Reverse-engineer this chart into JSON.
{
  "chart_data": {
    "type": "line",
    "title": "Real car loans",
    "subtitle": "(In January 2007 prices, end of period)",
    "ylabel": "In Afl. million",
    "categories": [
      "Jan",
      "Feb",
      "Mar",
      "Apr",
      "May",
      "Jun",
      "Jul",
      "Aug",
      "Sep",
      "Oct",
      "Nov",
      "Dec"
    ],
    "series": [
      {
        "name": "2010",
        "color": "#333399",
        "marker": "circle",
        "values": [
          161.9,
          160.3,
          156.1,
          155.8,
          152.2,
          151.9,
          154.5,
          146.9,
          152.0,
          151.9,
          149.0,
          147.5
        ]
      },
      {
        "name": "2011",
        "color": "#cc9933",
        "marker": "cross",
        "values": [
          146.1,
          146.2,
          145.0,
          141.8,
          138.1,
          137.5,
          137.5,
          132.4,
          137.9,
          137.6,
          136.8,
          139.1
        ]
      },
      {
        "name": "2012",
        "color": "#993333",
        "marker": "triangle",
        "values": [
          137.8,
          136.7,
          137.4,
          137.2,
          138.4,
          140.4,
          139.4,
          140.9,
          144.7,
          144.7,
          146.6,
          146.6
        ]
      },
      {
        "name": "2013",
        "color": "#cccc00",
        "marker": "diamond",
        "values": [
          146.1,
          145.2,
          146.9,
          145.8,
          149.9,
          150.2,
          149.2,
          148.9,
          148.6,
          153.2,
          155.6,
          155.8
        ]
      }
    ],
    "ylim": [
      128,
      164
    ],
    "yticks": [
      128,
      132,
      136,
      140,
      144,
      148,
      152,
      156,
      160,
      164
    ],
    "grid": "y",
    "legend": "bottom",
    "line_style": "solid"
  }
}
------------------------------------------------------------------------
**Stated problem:**
Look through the listing and extract every line with "color" in it.

**Result:**
        "color": "#333399",
        "color": "#cc9933",
        "color": "#993333",
        "color": "#cccc00",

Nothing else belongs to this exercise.